» **Required task**: Lines containing the string "referred" are to be counted; report the number and nothing more.

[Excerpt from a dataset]
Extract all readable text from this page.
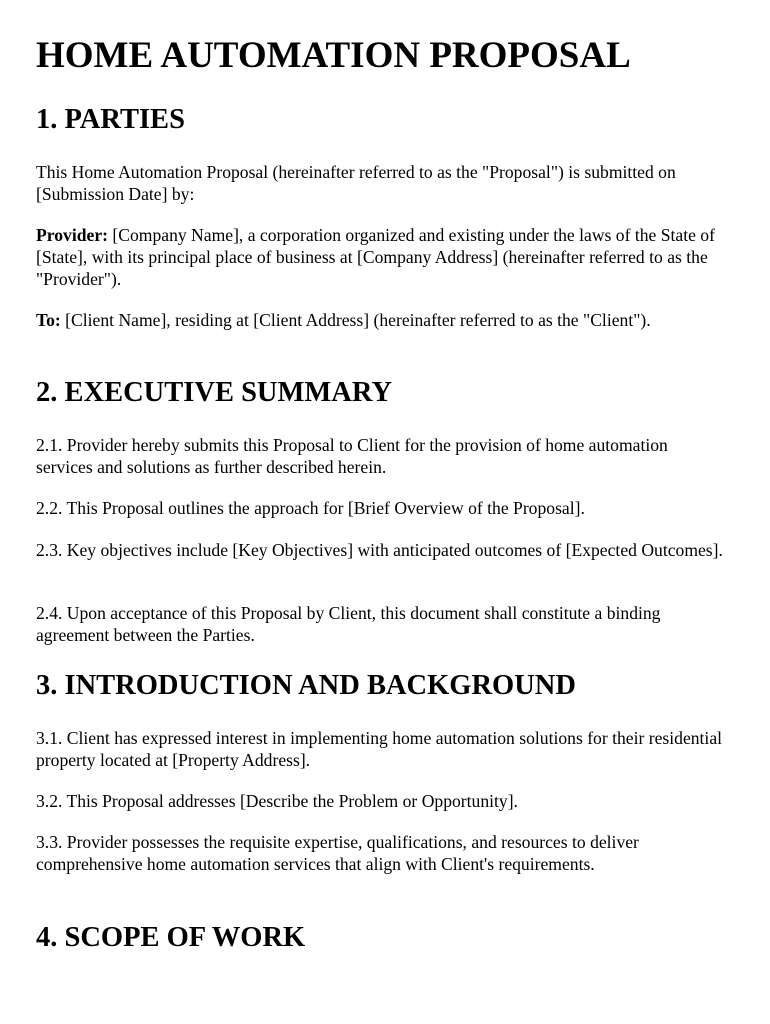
HOME AUTOMATION PROPOSAL
1. PARTIES

This Home Automation Proposal (hereinafter referred to as the "Proposal") is submitted on [Submission Date] by:

Provider: [Company Name], a corporation organized and existing under the laws of the State of [State], with its principal place of business at [Company Address] (hereinafter referred to as the "Provider").

To: [Client Name], residing at [Client Address] (hereinafter referred to as the "Client").

2. EXECUTIVE SUMMARY

2.1. Provider hereby submits this Proposal to Client for the provision of home automation services and solutions as further described herein.

2.2. This Proposal outlines the approach for [Brief Overview of the Proposal].

2.3. Key objectives include [Key Objectives] with anticipated outcomes of [Expected Outcomes].

2.4. Upon acceptance of this Proposal by Client, this document shall constitute a binding agreement between the Parties.

3. INTRODUCTION AND BACKGROUND

3.1. Client has expressed interest in implementing home automation solutions for their residential property located at [Property Address].

3.2. This Proposal addresses [Describe the Problem or Opportunity].

3.3. Provider possesses the requisite expertise, qualifications, and resources to deliver comprehensive home automation services that align with Client's requirements.

4. SCOPE OF WORK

» **Output for this exercise**: 3